▶ [Work to do]: In the listing below, locate the lines bearing the word "image". Copy every one of them.

▶ [Task inputs]:
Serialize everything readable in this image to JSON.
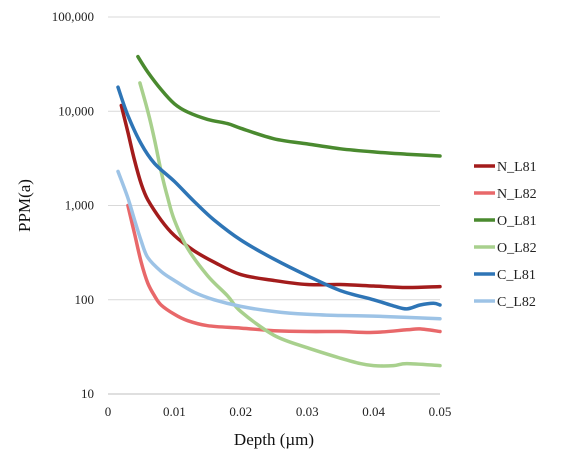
{
  "chart_data": {
    "type": "line",
    "title": "",
    "xlabel": "Depth (µm)",
    "ylabel": "PPM(a)",
    "x_scale": "linear",
    "y_scale": "log",
    "xlim": [
      0,
      0.05
    ],
    "ylim": [
      10,
      100000
    ],
    "x_ticks": [
      "0",
      "0.01",
      "0.02",
      "0.03",
      "0.04",
      "0.05"
    ],
    "y_ticks": [
      "10",
      "100",
      "1,000",
      "10,000",
      "100,000"
    ],
    "grid": "horizontal",
    "legend_position": "right",
    "series": [
      {
        "name": "N_L81",
        "color": "#a31c1c",
        "x": [
          0.002,
          0.003,
          0.004,
          0.005,
          0.006,
          0.008,
          0.01,
          0.013,
          0.016,
          0.02,
          0.025,
          0.03,
          0.035,
          0.04,
          0.045,
          0.05
        ],
        "y": [
          11500,
          6000,
          3000,
          1700,
          1150,
          700,
          480,
          330,
          250,
          185,
          160,
          145,
          145,
          140,
          135,
          138
        ]
      },
      {
        "name": "N_L82",
        "color": "#e8686a",
        "x": [
          0.003,
          0.004,
          0.005,
          0.006,
          0.007,
          0.008,
          0.01,
          0.012,
          0.015,
          0.02,
          0.025,
          0.03,
          0.035,
          0.04,
          0.045,
          0.047,
          0.05
        ],
        "y": [
          1000,
          500,
          250,
          150,
          110,
          88,
          70,
          60,
          53,
          50,
          47,
          46,
          46,
          45,
          48,
          49,
          46
        ]
      },
      {
        "name": "O_L81",
        "color": "#4a8a2f",
        "x": [
          0.0045,
          0.006,
          0.008,
          0.01,
          0.012,
          0.015,
          0.018,
          0.02,
          0.025,
          0.03,
          0.035,
          0.04,
          0.045,
          0.05
        ],
        "y": [
          38000,
          26000,
          17000,
          12000,
          9800,
          8200,
          7400,
          6600,
          5100,
          4500,
          4000,
          3700,
          3500,
          3350
        ]
      },
      {
        "name": "O_L82",
        "color": "#a8d08d",
        "x": [
          0.0048,
          0.006,
          0.007,
          0.008,
          0.009,
          0.01,
          0.012,
          0.015,
          0.018,
          0.02,
          0.025,
          0.03,
          0.035,
          0.038,
          0.04,
          0.043,
          0.045,
          0.05
        ],
        "y": [
          20000,
          10000,
          5000,
          2300,
          1200,
          700,
          350,
          180,
          110,
          75,
          42,
          31,
          24,
          21,
          20,
          20,
          21,
          20
        ]
      },
      {
        "name": "C_L81",
        "color": "#2e75b6",
        "x": [
          0.0015,
          0.003,
          0.005,
          0.007,
          0.01,
          0.013,
          0.016,
          0.02,
          0.025,
          0.03,
          0.035,
          0.04,
          0.043,
          0.045,
          0.047,
          0.049,
          0.05
        ],
        "y": [
          18000,
          9000,
          4500,
          2800,
          1800,
          1100,
          700,
          430,
          270,
          180,
          125,
          100,
          86,
          80,
          88,
          92,
          88
        ]
      },
      {
        "name": "C_L82",
        "color": "#9dc3e6",
        "x": [
          0.0015,
          0.003,
          0.004,
          0.005,
          0.006,
          0.008,
          0.01,
          0.013,
          0.016,
          0.02,
          0.025,
          0.03,
          0.035,
          0.04,
          0.045,
          0.05
        ],
        "y": [
          2300,
          1200,
          700,
          420,
          280,
          200,
          160,
          120,
          100,
          85,
          75,
          70,
          68,
          67,
          65,
          63
        ]
      }
    ]
  }
}
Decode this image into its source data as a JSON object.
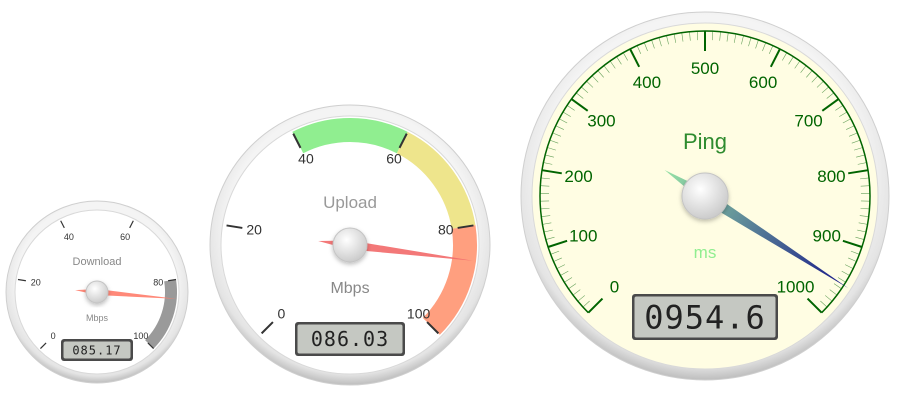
{
  "gauges": [
    {
      "id": "download",
      "title": "Download",
      "units": "Mbps",
      "value": 85.17,
      "readout": "085.17",
      "min": 0,
      "max": 100,
      "tick_labels": [
        "0",
        "20",
        "40",
        "60",
        "80",
        "100"
      ],
      "face_color": "#ffffff",
      "tick_color": "#333333",
      "label_color": "#333333",
      "title_color": "#888888",
      "units_color": "#888888",
      "needle_color": "#ff7f6e",
      "highlights": [
        {
          "from": 80,
          "to": 100,
          "color": "#9a9a9a"
        }
      ]
    },
    {
      "id": "upload",
      "title": "Upload",
      "units": "Mbps",
      "value": 86.03,
      "readout": "086.03",
      "min": 0,
      "max": 100,
      "tick_labels": [
        "0",
        "20",
        "40",
        "60",
        "80",
        "100"
      ],
      "face_color": "#ffffff",
      "tick_color": "#333333",
      "label_color": "#333333",
      "title_color": "#999999",
      "units_color": "#888888",
      "needle_color": "#f26d6d",
      "highlights": [
        {
          "from": 40,
          "to": 60,
          "color": "#90ee90"
        },
        {
          "from": 60,
          "to": 80,
          "color": "#eee58c"
        },
        {
          "from": 80,
          "to": 100,
          "color": "#ff9f7f"
        }
      ]
    },
    {
      "id": "ping",
      "title": "Ping",
      "units": "ms",
      "value": 954.6,
      "readout": "0954.6",
      "min": 0,
      "max": 1000,
      "tick_labels": [
        "0",
        "100",
        "200",
        "300",
        "400",
        "500",
        "600",
        "700",
        "800",
        "900",
        "1000"
      ],
      "face_color": "#fffde3",
      "tick_color": "#006400",
      "label_color": "#006400",
      "title_color": "#2e8b2e",
      "units_color": "#90ee90",
      "needle_color_start": "#8de0a0",
      "needle_color_end": "#000080",
      "highlights": []
    }
  ]
}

▶ [Response to the exercise]:
Serialize everything readable in this image to JSON.
Decode this image into its source data as a JSON object.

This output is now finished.